# DESCRIPTION OF THE TASK:
Check every line of the data below for the string "past", and copy the ones that hold it.

--------

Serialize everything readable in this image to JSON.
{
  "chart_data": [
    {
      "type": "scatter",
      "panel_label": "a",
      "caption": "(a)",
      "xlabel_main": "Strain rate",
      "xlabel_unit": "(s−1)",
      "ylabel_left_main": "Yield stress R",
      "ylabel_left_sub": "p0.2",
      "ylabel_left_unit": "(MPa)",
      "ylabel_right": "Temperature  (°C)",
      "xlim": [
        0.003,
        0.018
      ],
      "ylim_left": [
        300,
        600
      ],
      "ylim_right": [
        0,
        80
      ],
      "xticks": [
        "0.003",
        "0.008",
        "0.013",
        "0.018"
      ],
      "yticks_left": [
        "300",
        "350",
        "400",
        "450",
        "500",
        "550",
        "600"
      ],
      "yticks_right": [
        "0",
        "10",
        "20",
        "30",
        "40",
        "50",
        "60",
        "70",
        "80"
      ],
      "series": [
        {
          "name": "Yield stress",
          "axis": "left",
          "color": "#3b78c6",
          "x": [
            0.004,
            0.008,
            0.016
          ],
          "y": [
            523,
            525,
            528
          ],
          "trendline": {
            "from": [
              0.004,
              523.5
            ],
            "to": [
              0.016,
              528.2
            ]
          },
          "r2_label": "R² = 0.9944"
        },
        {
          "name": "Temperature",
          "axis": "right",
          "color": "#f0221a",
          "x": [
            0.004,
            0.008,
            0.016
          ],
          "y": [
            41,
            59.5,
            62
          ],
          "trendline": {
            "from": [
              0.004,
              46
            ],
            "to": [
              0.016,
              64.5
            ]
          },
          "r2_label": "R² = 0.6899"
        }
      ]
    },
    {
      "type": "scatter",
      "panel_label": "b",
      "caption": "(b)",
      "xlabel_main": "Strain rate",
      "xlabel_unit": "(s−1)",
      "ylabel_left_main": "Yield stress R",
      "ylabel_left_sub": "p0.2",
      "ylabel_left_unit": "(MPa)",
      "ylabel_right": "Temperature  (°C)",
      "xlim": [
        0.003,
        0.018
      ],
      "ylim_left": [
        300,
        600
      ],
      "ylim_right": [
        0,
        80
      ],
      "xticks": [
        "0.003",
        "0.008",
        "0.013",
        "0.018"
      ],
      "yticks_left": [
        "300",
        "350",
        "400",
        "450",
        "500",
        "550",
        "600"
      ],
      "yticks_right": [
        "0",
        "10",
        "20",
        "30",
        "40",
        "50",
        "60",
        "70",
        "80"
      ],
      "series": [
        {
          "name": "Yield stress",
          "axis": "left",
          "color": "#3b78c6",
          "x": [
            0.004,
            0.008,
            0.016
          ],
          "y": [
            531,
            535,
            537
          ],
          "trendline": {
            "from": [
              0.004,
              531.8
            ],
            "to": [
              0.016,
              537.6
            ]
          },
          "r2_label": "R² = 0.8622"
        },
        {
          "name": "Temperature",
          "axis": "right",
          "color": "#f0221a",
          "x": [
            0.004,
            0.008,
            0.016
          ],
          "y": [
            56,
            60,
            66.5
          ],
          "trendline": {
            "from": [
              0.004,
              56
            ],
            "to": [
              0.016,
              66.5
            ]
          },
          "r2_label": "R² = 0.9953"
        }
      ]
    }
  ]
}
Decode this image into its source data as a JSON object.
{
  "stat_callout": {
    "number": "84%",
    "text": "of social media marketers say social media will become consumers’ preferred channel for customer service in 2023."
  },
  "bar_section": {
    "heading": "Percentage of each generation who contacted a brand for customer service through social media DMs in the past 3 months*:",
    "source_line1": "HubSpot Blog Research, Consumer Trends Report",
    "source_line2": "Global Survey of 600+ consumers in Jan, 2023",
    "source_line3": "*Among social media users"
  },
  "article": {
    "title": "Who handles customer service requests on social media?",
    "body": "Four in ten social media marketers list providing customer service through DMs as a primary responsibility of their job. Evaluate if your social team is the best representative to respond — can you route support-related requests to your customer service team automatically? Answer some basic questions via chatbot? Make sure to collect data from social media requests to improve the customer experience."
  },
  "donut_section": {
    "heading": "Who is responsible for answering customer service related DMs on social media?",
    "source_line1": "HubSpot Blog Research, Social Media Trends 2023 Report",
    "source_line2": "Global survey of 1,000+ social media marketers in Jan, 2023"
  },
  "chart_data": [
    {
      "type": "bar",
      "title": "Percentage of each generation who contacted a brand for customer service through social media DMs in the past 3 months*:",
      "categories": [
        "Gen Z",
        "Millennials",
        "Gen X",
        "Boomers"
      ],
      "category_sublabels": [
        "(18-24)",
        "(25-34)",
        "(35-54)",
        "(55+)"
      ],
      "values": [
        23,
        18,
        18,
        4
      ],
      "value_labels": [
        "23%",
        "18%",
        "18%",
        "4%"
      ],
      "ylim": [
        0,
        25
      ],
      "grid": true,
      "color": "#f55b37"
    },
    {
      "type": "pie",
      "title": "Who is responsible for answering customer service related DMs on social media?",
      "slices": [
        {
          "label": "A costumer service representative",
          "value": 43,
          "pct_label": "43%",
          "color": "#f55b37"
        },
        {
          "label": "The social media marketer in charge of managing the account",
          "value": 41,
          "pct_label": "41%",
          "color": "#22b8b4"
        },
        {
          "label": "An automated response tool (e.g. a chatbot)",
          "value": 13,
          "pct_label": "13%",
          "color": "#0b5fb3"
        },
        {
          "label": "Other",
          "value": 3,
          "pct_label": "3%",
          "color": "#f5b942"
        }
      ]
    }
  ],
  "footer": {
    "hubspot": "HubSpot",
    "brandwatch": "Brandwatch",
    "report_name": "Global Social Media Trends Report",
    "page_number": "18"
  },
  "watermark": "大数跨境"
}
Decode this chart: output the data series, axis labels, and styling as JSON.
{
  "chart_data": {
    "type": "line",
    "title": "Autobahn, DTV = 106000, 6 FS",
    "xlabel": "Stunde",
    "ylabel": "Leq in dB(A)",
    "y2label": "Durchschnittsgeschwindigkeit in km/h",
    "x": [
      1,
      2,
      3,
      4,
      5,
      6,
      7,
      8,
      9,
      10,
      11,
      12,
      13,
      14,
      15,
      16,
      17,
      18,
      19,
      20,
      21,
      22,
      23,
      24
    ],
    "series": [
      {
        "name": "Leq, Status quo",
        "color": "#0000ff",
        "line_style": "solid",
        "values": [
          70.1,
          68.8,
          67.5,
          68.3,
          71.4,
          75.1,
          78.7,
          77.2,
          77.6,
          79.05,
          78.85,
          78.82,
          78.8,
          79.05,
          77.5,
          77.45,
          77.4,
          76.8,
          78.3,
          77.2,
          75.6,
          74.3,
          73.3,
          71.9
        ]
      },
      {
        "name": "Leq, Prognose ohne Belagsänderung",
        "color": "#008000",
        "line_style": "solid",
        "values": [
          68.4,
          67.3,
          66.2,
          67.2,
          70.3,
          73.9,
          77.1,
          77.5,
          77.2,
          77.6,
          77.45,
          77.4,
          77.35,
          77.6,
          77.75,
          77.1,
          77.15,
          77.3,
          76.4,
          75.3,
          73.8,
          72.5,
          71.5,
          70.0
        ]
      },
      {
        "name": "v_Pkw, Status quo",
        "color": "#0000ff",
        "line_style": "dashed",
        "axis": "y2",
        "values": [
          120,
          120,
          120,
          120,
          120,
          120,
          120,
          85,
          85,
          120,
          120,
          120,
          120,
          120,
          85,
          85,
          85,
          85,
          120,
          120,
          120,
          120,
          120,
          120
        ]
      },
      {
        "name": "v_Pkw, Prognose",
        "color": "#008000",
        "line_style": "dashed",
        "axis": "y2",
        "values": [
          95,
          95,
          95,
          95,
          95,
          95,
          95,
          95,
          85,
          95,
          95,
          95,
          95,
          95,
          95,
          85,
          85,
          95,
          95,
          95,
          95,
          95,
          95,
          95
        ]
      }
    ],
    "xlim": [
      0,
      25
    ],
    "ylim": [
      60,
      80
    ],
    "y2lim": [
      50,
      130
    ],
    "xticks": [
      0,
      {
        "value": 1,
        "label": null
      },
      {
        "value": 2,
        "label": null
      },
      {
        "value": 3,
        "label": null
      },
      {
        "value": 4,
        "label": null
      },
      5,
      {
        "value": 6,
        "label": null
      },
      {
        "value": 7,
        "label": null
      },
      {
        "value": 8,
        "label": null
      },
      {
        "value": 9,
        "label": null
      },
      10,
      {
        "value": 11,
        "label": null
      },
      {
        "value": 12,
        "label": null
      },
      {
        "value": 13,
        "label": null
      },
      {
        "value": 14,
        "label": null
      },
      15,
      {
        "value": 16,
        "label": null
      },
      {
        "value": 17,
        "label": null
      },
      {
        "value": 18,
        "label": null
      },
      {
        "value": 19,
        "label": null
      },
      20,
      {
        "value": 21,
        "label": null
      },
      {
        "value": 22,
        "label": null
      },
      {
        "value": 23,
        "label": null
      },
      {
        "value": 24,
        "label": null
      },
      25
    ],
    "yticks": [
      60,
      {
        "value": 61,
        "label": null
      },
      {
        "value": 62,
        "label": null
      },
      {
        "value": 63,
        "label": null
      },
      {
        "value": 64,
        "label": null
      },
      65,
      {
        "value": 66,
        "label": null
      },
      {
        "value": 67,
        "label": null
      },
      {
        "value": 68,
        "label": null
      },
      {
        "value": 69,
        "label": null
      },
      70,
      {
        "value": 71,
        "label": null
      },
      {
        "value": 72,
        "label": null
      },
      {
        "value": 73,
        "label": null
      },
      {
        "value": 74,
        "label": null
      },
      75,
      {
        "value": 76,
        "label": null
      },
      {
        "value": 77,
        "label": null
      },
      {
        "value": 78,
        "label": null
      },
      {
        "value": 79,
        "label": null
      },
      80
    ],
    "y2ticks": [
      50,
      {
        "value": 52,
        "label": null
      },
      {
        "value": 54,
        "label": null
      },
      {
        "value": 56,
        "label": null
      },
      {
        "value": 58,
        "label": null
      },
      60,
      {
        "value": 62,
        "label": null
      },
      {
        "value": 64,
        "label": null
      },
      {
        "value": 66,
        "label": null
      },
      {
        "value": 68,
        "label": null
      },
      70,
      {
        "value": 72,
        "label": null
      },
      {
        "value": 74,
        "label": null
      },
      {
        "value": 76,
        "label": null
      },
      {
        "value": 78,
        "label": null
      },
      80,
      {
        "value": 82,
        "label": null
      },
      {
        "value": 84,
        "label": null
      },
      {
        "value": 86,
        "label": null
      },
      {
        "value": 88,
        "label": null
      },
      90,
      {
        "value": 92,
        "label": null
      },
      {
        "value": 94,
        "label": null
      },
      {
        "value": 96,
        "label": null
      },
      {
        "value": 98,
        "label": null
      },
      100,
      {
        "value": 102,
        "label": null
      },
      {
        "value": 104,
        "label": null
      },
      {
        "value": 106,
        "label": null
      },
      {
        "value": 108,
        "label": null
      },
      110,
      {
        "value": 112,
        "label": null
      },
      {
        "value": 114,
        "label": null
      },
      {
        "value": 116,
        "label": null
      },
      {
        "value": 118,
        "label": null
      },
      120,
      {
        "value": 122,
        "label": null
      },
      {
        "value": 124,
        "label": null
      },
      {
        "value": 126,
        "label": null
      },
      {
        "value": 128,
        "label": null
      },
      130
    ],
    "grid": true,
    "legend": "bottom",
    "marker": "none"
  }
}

--------

# FINAL RESULT:
    "heading": "Percentage of each generation who contacted a brand for customer service through social media DMs in the past 3 months*:",
      "title": "Percentage of each generation who contacted a brand for customer service through social media DMs in the past 3 months*:",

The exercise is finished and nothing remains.